■ WORK TO COMPLETE ■
Select all lines holding the word "implementation" from the entries that follow.

(Stored data)
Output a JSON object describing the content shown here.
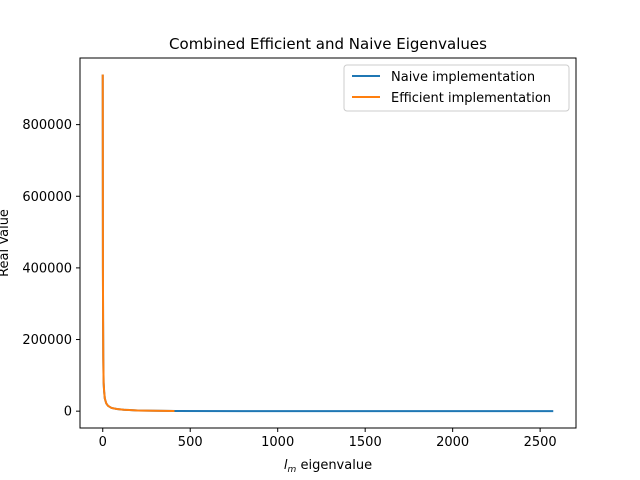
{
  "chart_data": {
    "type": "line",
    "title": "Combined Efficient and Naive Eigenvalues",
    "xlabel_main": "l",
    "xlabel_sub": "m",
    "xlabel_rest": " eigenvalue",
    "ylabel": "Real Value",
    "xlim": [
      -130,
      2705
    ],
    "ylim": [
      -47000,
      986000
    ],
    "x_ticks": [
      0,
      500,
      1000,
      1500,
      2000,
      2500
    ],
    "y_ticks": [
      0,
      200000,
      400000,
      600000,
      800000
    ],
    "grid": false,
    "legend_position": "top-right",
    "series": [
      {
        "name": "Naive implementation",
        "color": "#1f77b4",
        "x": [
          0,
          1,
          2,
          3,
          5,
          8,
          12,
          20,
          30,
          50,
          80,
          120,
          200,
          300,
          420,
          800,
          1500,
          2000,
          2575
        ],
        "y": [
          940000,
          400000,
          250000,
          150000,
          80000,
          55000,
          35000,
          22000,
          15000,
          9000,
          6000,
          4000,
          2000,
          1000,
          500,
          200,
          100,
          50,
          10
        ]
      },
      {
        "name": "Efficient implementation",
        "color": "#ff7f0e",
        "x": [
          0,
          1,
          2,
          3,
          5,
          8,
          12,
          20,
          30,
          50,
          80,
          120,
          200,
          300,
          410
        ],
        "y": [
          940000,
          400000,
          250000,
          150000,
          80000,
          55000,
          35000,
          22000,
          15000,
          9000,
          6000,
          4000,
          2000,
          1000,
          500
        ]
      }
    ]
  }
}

...

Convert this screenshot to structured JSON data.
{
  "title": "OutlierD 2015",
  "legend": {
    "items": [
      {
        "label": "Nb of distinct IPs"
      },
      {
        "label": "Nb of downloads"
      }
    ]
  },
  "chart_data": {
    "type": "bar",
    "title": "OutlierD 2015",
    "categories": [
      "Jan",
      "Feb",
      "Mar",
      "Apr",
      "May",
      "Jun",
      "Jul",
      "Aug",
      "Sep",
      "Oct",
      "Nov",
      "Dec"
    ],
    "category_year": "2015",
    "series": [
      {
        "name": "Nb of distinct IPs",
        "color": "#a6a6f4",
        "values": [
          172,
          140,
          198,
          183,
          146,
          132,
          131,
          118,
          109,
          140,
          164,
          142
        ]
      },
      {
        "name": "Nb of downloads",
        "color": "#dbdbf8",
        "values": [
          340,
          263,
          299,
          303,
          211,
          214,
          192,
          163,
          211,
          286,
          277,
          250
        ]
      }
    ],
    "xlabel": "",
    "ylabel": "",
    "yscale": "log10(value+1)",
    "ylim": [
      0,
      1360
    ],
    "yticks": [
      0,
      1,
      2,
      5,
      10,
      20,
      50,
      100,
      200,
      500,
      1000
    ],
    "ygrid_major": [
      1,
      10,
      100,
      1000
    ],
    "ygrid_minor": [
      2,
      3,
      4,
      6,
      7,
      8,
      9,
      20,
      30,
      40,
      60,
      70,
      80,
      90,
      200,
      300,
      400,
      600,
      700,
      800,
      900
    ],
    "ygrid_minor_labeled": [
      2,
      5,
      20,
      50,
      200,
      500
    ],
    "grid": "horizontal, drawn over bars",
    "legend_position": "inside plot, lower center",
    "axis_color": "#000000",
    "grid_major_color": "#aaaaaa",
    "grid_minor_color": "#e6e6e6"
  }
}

■ THE REPLY ■
        "name": "Naive implementation",
        "name": "Efficient implementation",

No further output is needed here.